Your task> Look through the lines below and extract any with the word "right".

Information supplied>
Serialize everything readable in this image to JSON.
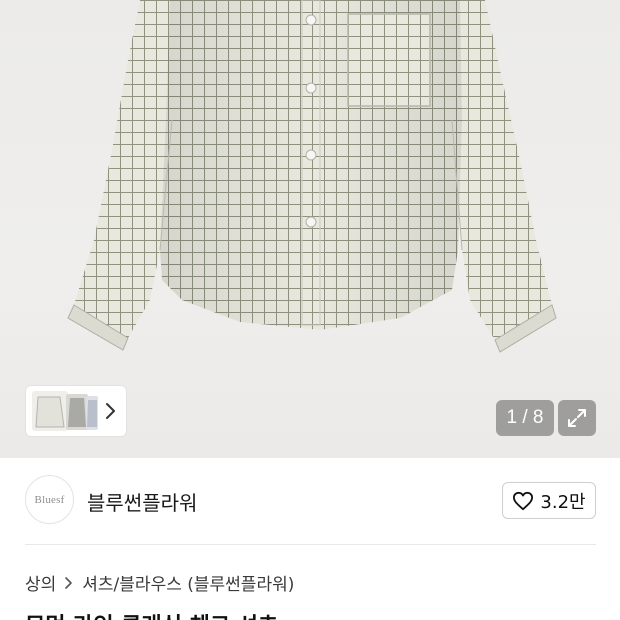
{
  "gallery": {
    "counter": "1 / 8",
    "expand_icon": "expand-arrows-icon",
    "next_icon": "chevron-right-icon"
  },
  "brand": {
    "logo_text": "Bluesf",
    "name": "블루썬플라워",
    "like_icon": "heart-outline-icon",
    "like_count": "3.2만"
  },
  "breadcrumb": {
    "level1": "상의",
    "level2": "셔츠/블라우스 (블루썬플라워)",
    "separator_icon": "chevron-right-icon"
  },
  "product": {
    "title": "모먼 라인 클래식 체크 셔츠"
  },
  "colors": {
    "shirt_base": "#e9e8e0",
    "check_line": "#8f9282",
    "badge_bg": "#6b6b6b"
  }
}
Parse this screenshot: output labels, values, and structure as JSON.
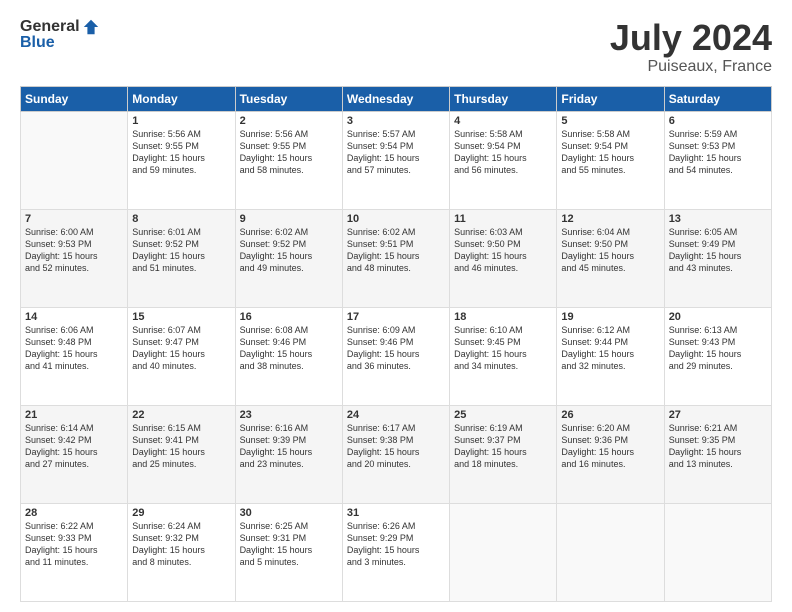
{
  "header": {
    "logo": {
      "general": "General",
      "blue": "Blue"
    },
    "title": "July 2024",
    "subtitle": "Puiseaux, France"
  },
  "calendar": {
    "days_of_week": [
      "Sunday",
      "Monday",
      "Tuesday",
      "Wednesday",
      "Thursday",
      "Friday",
      "Saturday"
    ],
    "weeks": [
      [
        {
          "day": "",
          "info": ""
        },
        {
          "day": "1",
          "info": "Sunrise: 5:56 AM\nSunset: 9:55 PM\nDaylight: 15 hours\nand 59 minutes."
        },
        {
          "day": "2",
          "info": "Sunrise: 5:56 AM\nSunset: 9:55 PM\nDaylight: 15 hours\nand 58 minutes."
        },
        {
          "day": "3",
          "info": "Sunrise: 5:57 AM\nSunset: 9:54 PM\nDaylight: 15 hours\nand 57 minutes."
        },
        {
          "day": "4",
          "info": "Sunrise: 5:58 AM\nSunset: 9:54 PM\nDaylight: 15 hours\nand 56 minutes."
        },
        {
          "day": "5",
          "info": "Sunrise: 5:58 AM\nSunset: 9:54 PM\nDaylight: 15 hours\nand 55 minutes."
        },
        {
          "day": "6",
          "info": "Sunrise: 5:59 AM\nSunset: 9:53 PM\nDaylight: 15 hours\nand 54 minutes."
        }
      ],
      [
        {
          "day": "7",
          "info": "Sunrise: 6:00 AM\nSunset: 9:53 PM\nDaylight: 15 hours\nand 52 minutes."
        },
        {
          "day": "8",
          "info": "Sunrise: 6:01 AM\nSunset: 9:52 PM\nDaylight: 15 hours\nand 51 minutes."
        },
        {
          "day": "9",
          "info": "Sunrise: 6:02 AM\nSunset: 9:52 PM\nDaylight: 15 hours\nand 49 minutes."
        },
        {
          "day": "10",
          "info": "Sunrise: 6:02 AM\nSunset: 9:51 PM\nDaylight: 15 hours\nand 48 minutes."
        },
        {
          "day": "11",
          "info": "Sunrise: 6:03 AM\nSunset: 9:50 PM\nDaylight: 15 hours\nand 46 minutes."
        },
        {
          "day": "12",
          "info": "Sunrise: 6:04 AM\nSunset: 9:50 PM\nDaylight: 15 hours\nand 45 minutes."
        },
        {
          "day": "13",
          "info": "Sunrise: 6:05 AM\nSunset: 9:49 PM\nDaylight: 15 hours\nand 43 minutes."
        }
      ],
      [
        {
          "day": "14",
          "info": "Sunrise: 6:06 AM\nSunset: 9:48 PM\nDaylight: 15 hours\nand 41 minutes."
        },
        {
          "day": "15",
          "info": "Sunrise: 6:07 AM\nSunset: 9:47 PM\nDaylight: 15 hours\nand 40 minutes."
        },
        {
          "day": "16",
          "info": "Sunrise: 6:08 AM\nSunset: 9:46 PM\nDaylight: 15 hours\nand 38 minutes."
        },
        {
          "day": "17",
          "info": "Sunrise: 6:09 AM\nSunset: 9:46 PM\nDaylight: 15 hours\nand 36 minutes."
        },
        {
          "day": "18",
          "info": "Sunrise: 6:10 AM\nSunset: 9:45 PM\nDaylight: 15 hours\nand 34 minutes."
        },
        {
          "day": "19",
          "info": "Sunrise: 6:12 AM\nSunset: 9:44 PM\nDaylight: 15 hours\nand 32 minutes."
        },
        {
          "day": "20",
          "info": "Sunrise: 6:13 AM\nSunset: 9:43 PM\nDaylight: 15 hours\nand 29 minutes."
        }
      ],
      [
        {
          "day": "21",
          "info": "Sunrise: 6:14 AM\nSunset: 9:42 PM\nDaylight: 15 hours\nand 27 minutes."
        },
        {
          "day": "22",
          "info": "Sunrise: 6:15 AM\nSunset: 9:41 PM\nDaylight: 15 hours\nand 25 minutes."
        },
        {
          "day": "23",
          "info": "Sunrise: 6:16 AM\nSunset: 9:39 PM\nDaylight: 15 hours\nand 23 minutes."
        },
        {
          "day": "24",
          "info": "Sunrise: 6:17 AM\nSunset: 9:38 PM\nDaylight: 15 hours\nand 20 minutes."
        },
        {
          "day": "25",
          "info": "Sunrise: 6:19 AM\nSunset: 9:37 PM\nDaylight: 15 hours\nand 18 minutes."
        },
        {
          "day": "26",
          "info": "Sunrise: 6:20 AM\nSunset: 9:36 PM\nDaylight: 15 hours\nand 16 minutes."
        },
        {
          "day": "27",
          "info": "Sunrise: 6:21 AM\nSunset: 9:35 PM\nDaylight: 15 hours\nand 13 minutes."
        }
      ],
      [
        {
          "day": "28",
          "info": "Sunrise: 6:22 AM\nSunset: 9:33 PM\nDaylight: 15 hours\nand 11 minutes."
        },
        {
          "day": "29",
          "info": "Sunrise: 6:24 AM\nSunset: 9:32 PM\nDaylight: 15 hours\nand 8 minutes."
        },
        {
          "day": "30",
          "info": "Sunrise: 6:25 AM\nSunset: 9:31 PM\nDaylight: 15 hours\nand 5 minutes."
        },
        {
          "day": "31",
          "info": "Sunrise: 6:26 AM\nSunset: 9:29 PM\nDaylight: 15 hours\nand 3 minutes."
        },
        {
          "day": "",
          "info": ""
        },
        {
          "day": "",
          "info": ""
        },
        {
          "day": "",
          "info": ""
        }
      ]
    ]
  }
}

Solved problem>
    "next_icon": "chevron-right-icon"
    "separator_icon": "chevron-right-icon"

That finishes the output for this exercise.